### [GIVEN TASK]
From the listing, collect all lines containing the word "doesn".

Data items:
::::::::
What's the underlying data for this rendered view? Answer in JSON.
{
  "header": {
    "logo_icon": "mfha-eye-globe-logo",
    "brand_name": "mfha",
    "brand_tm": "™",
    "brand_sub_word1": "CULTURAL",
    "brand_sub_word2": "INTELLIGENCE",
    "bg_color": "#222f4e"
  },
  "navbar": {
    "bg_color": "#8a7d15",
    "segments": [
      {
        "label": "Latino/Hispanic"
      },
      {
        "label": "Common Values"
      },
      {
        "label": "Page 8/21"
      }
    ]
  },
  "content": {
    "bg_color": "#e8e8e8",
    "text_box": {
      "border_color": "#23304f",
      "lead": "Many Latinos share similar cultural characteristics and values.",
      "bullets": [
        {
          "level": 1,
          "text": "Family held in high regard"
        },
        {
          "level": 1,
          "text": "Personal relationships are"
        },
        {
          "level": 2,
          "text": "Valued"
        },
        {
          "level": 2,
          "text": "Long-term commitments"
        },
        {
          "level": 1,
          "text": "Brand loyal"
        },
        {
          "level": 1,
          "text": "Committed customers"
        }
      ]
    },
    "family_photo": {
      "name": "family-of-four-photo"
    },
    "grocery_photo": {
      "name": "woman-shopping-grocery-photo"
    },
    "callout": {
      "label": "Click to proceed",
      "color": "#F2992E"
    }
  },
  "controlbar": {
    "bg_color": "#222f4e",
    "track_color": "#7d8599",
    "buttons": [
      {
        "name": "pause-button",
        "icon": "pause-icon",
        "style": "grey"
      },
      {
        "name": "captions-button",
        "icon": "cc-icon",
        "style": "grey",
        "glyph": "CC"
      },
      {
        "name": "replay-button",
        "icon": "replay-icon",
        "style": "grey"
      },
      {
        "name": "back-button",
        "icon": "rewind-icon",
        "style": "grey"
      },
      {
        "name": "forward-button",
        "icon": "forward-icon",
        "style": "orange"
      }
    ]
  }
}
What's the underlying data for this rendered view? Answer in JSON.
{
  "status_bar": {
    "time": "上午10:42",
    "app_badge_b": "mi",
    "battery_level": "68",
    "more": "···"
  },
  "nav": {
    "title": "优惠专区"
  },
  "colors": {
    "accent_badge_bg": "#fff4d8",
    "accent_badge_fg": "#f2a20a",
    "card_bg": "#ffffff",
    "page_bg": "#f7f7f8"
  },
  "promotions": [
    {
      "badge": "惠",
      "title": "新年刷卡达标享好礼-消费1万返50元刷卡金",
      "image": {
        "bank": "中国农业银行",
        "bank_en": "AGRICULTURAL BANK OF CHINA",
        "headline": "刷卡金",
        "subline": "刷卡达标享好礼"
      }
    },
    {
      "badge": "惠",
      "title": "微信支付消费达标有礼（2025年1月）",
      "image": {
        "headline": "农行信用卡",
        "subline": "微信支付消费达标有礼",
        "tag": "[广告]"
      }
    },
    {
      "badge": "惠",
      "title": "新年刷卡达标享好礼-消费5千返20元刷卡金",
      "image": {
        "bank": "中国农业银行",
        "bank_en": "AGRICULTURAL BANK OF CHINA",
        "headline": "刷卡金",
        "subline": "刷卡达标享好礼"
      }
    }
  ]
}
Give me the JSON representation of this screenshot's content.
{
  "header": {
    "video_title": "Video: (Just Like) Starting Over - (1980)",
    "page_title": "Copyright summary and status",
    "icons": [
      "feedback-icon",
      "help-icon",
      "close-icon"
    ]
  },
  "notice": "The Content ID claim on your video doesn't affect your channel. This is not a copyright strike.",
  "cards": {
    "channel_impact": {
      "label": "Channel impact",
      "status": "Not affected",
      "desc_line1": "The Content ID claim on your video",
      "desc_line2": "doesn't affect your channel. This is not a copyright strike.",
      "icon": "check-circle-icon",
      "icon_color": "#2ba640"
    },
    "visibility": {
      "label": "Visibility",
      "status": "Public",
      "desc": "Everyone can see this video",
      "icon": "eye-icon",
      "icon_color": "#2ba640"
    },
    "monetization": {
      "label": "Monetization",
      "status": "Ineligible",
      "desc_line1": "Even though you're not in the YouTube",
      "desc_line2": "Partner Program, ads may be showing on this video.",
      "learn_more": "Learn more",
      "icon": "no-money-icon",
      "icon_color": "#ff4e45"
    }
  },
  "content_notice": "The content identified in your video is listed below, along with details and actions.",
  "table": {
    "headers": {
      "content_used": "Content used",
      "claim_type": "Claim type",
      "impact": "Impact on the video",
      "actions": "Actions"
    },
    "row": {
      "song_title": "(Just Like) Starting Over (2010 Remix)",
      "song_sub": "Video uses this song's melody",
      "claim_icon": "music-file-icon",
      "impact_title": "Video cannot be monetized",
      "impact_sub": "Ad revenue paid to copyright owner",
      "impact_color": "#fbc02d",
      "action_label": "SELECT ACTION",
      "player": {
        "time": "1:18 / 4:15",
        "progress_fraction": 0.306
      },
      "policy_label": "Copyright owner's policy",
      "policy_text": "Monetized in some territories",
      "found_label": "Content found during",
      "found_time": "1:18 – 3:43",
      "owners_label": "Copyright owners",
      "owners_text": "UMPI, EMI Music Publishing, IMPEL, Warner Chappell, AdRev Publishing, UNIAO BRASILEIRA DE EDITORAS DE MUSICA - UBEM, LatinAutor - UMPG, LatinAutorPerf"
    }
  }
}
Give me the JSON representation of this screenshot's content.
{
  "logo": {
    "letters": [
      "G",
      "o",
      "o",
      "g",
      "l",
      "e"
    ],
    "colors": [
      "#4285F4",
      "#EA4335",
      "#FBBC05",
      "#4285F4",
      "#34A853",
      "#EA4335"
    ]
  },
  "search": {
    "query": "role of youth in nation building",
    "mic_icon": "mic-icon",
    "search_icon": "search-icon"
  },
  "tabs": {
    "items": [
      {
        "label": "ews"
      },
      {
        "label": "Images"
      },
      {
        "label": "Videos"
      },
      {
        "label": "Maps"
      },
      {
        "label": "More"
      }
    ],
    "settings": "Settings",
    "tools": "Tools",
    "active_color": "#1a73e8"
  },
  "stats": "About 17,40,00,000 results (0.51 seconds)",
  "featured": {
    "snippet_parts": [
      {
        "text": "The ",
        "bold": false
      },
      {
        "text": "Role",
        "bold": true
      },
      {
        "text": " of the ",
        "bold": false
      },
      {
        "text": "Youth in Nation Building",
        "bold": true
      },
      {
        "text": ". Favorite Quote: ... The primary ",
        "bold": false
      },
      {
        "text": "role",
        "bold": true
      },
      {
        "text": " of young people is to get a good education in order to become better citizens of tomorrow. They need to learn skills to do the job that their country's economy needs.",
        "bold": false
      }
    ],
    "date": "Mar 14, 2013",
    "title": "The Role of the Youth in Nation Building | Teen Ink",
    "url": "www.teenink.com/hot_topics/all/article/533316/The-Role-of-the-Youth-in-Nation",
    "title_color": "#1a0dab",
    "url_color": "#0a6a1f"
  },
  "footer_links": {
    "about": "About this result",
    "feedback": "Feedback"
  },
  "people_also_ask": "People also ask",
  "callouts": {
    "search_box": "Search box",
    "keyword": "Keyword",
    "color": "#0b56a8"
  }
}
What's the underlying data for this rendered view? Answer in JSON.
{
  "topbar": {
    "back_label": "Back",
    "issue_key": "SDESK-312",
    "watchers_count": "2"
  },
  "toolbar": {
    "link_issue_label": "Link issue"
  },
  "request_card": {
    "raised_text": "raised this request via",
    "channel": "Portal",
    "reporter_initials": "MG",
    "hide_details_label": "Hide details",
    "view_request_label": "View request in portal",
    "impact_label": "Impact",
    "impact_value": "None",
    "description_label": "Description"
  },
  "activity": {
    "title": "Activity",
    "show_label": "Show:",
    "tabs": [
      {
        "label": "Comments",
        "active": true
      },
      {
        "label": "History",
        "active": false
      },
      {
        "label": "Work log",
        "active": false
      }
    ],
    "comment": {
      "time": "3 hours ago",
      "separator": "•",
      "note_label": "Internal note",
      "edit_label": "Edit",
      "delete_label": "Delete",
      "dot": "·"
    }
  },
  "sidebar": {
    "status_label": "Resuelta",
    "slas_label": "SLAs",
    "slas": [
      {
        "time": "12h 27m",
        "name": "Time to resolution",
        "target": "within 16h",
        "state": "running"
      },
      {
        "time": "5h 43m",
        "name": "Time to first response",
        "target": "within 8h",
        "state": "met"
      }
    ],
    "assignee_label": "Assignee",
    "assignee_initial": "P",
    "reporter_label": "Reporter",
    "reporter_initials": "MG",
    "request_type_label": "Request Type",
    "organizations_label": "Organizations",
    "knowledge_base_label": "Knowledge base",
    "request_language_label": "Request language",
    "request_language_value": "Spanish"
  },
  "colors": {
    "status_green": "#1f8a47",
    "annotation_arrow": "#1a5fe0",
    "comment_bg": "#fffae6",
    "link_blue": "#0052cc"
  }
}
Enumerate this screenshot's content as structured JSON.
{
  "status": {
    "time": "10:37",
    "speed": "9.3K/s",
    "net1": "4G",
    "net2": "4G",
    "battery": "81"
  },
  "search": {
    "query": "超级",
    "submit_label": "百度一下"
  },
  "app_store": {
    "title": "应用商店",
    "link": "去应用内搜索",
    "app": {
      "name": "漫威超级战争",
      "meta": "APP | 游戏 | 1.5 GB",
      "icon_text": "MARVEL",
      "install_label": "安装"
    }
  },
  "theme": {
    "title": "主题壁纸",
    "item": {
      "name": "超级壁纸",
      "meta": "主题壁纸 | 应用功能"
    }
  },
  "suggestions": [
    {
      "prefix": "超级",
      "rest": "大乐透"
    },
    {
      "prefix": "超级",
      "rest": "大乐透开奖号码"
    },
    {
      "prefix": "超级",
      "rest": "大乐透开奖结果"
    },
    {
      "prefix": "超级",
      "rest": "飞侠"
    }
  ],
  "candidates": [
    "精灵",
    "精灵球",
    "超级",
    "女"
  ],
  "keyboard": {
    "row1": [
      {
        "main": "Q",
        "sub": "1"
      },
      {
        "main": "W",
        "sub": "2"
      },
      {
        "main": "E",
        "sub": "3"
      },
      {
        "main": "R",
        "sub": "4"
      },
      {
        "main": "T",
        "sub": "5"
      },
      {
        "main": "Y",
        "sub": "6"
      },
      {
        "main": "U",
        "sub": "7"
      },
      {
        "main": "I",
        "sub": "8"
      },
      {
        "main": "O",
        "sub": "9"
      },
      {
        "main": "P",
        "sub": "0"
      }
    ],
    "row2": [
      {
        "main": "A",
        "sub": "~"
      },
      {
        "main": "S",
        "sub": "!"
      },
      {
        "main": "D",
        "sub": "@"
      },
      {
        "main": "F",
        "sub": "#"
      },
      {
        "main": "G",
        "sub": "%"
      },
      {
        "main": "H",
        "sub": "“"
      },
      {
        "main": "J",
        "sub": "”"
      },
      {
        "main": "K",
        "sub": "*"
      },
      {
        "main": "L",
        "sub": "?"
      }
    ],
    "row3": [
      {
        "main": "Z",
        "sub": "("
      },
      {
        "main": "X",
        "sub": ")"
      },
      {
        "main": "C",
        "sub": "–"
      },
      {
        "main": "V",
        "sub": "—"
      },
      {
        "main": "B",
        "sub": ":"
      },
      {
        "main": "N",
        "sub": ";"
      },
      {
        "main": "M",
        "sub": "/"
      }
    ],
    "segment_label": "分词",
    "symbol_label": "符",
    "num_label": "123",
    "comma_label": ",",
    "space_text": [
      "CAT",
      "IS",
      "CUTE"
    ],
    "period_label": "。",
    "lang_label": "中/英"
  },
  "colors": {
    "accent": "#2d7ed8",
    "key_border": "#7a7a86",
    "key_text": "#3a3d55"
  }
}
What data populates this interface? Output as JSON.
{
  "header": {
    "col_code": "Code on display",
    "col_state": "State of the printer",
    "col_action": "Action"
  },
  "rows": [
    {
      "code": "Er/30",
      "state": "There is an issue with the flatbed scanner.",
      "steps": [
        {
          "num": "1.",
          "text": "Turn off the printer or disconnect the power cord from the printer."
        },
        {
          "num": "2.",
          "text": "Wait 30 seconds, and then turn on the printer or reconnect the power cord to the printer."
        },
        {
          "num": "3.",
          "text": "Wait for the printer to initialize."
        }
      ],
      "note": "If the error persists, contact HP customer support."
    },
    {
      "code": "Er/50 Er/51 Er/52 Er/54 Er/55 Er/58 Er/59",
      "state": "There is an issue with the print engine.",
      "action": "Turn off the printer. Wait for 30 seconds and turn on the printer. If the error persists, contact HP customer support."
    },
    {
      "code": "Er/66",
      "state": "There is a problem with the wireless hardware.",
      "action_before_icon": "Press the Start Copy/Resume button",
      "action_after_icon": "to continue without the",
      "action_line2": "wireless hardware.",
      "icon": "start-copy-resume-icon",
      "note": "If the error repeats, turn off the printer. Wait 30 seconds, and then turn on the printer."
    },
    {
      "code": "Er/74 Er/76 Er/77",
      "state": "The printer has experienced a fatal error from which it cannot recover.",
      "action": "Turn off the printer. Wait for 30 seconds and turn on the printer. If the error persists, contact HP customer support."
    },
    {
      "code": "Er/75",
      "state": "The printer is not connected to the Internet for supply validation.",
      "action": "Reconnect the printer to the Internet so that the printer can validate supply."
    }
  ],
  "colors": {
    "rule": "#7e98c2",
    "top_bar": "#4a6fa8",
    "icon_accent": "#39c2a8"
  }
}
::::::::
### [RESPONSE]
  "notice": "The Content ID claim on your video doesn't affect your channel. This is not a copyright strike.",
      "desc_line2": "doesn't affect your channel. This is not a copyright strike.",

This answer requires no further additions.